The problem: Reproduce all of the data that follows, character for character.

Given records:
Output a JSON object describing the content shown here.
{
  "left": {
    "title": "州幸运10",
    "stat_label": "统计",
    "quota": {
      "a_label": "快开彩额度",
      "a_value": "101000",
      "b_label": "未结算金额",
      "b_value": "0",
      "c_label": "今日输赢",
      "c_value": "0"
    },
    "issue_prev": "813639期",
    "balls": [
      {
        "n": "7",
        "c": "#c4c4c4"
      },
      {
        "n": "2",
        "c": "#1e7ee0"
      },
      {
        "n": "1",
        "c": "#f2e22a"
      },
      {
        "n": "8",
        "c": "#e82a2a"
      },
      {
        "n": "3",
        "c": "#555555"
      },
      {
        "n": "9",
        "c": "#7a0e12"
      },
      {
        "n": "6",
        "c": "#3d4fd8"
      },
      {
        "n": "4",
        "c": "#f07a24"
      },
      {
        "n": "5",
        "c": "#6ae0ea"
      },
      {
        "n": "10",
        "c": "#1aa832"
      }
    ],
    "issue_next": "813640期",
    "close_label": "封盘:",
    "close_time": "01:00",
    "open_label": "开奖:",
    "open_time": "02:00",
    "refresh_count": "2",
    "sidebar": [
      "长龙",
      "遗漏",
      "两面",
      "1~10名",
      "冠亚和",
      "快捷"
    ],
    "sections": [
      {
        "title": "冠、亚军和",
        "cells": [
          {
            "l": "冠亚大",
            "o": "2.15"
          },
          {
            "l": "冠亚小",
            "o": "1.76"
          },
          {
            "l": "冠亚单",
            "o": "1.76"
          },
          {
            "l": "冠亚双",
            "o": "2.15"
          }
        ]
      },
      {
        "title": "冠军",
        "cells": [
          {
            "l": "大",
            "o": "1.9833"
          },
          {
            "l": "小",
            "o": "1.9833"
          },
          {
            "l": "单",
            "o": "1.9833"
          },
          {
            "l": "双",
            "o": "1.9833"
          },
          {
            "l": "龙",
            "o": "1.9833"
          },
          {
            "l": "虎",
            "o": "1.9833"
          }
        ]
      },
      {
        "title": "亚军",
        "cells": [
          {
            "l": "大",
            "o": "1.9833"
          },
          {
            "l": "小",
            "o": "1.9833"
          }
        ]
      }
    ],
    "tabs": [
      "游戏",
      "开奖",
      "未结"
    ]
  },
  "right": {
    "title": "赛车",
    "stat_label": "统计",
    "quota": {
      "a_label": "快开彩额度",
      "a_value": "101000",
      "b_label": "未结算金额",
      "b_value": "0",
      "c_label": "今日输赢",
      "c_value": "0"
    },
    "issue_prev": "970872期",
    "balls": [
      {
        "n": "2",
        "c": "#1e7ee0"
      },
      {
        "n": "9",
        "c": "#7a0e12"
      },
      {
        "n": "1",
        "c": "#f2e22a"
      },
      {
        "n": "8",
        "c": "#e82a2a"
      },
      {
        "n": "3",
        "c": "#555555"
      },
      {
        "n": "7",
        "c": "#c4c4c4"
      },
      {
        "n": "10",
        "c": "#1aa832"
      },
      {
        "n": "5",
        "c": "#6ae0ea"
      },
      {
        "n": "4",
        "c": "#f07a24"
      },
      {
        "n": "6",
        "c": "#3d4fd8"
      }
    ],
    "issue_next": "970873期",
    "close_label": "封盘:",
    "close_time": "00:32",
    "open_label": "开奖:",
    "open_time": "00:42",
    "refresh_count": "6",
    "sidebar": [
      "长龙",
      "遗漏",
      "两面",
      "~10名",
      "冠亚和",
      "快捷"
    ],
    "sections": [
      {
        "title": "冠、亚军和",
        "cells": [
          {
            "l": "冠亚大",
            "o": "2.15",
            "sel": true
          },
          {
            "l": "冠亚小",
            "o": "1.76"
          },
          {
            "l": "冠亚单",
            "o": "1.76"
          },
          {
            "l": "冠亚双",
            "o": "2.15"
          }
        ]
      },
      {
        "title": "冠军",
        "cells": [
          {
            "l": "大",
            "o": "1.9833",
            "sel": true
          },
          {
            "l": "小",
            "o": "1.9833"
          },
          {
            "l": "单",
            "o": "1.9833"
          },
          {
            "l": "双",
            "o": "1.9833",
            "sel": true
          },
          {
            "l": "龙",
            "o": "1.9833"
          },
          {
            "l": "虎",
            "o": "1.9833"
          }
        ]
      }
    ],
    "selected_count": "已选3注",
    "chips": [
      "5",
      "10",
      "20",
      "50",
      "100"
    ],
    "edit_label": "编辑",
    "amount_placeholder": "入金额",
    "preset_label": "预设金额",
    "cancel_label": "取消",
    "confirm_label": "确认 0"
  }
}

Written answer:
Output a JSON object describing the content shown here.
{
  "left": {
    "title": "州幸运10",
    "stat_label": "统计",
    "quota": {
      "a_label": "快开彩额度",
      "a_value": "101000",
      "b_label": "未结算金额",
      "b_value": "0",
      "c_label": "今日输赢",
      "c_value": "0"
    },
    "issue_prev": "813639期",
    "balls": [
      {
        "n": "7",
        "c": "#c4c4c4"
      },
      {
        "n": "2",
        "c": "#1e7ee0"
      },
      {
        "n": "1",
        "c": "#f2e22a"
      },
      {
        "n": "8",
        "c": "#e82a2a"
      },
      {
        "n": "3",
        "c": "#555555"
      },
      {
        "n": "9",
        "c": "#7a0e12"
      },
      {
        "n": "6",
        "c": "#3d4fd8"
      },
      {
        "n": "4",
        "c": "#f07a24"
      },
      {
        "n": "5",
        "c": "#6ae0ea"
      },
      {
        "n": "10",
        "c": "#1aa832"
      }
    ],
    "issue_next": "813640期",
    "close_label": "封盘:",
    "close_time": "01:00",
    "open_label": "开奖:",
    "open_time": "02:00",
    "refresh_count": "2",
    "sidebar": [
      "长龙",
      "遗漏",
      "两面",
      "1~10名",
      "冠亚和",
      "快捷"
    ],
    "sections": [
      {
        "title": "冠、亚军和",
        "cells": [
          {
            "l": "冠亚大",
            "o": "2.15"
          },
          {
            "l": "冠亚小",
            "o": "1.76"
          },
          {
            "l": "冠亚单",
            "o": "1.76"
          },
          {
            "l": "冠亚双",
            "o": "2.15"
          }
        ]
      },
      {
        "title": "冠军",
        "cells": [
          {
            "l": "大",
            "o": "1.9833"
          },
          {
            "l": "小",
            "o": "1.9833"
          },
          {
            "l": "单",
            "o": "1.9833"
          },
          {
            "l": "双",
            "o": "1.9833"
          },
          {
            "l": "龙",
            "o": "1.9833"
          },
          {
            "l": "虎",
            "o": "1.9833"
          }
        ]
      },
      {
        "title": "亚军",
        "cells": [
          {
            "l": "大",
            "o": "1.9833"
          },
          {
            "l": "小",
            "o": "1.9833"
          }
        ]
      }
    ],
    "tabs": [
      "游戏",
      "开奖",
      "未结"
    ]
  },
  "right": {
    "title": "赛车",
    "stat_label": "统计",
    "quota": {
      "a_label": "快开彩额度",
      "a_value": "101000",
      "b_label": "未结算金额",
      "b_value": "0",
      "c_label": "今日输赢",
      "c_value": "0"
    },
    "issue_prev": "970872期",
    "balls": [
      {
        "n": "2",
        "c": "#1e7ee0"
      },
      {
        "n": "9",
        "c": "#7a0e12"
      },
      {
        "n": "1",
        "c": "#f2e22a"
      },
      {
        "n": "8",
        "c": "#e82a2a"
      },
      {
        "n": "3",
        "c": "#555555"
      },
      {
        "n": "7",
        "c": "#c4c4c4"
      },
      {
        "n": "10",
        "c": "#1aa832"
      },
      {
        "n": "5",
        "c": "#6ae0ea"
      },
      {
        "n": "4",
        "c": "#f07a24"
      },
      {
        "n": "6",
        "c": "#3d4fd8"
      }
    ],
    "issue_next": "970873期",
    "close_label": "封盘:",
    "close_time": "00:32",
    "open_label": "开奖:",
    "open_time": "00:42",
    "refresh_count": "6",
    "sidebar": [
      "长龙",
      "遗漏",
      "两面",
      "~10名",
      "冠亚和",
      "快捷"
    ],
    "sections": [
      {
        "title": "冠、亚军和",
        "cells": [
          {
            "l": "冠亚大",
            "o": "2.15",
            "sel": true
          },
          {
            "l": "冠亚小",
            "o": "1.76"
          },
          {
            "l": "冠亚单",
            "o": "1.76"
          },
          {
            "l": "冠亚双",
            "o": "2.15"
          }
        ]
      },
      {
        "title": "冠军",
        "cells": [
          {
            "l": "大",
            "o": "1.9833",
            "sel": true
          },
          {
            "l": "小",
            "o": "1.9833"
          },
          {
            "l": "单",
            "o": "1.9833"
          },
          {
            "l": "双",
            "o": "1.9833",
            "sel": true
          },
          {
            "l": "龙",
            "o": "1.9833"
          },
          {
            "l": "虎",
            "o": "1.9833"
          }
        ]
      }
    ],
    "selected_count": "已选3注",
    "chips": [
      "5",
      "10",
      "20",
      "50",
      "100"
    ],
    "edit_label": "编辑",
    "amount_placeholder": "入金额",
    "preset_label": "预设金额",
    "cancel_label": "取消",
    "confirm_label": "确认 0"
  }
}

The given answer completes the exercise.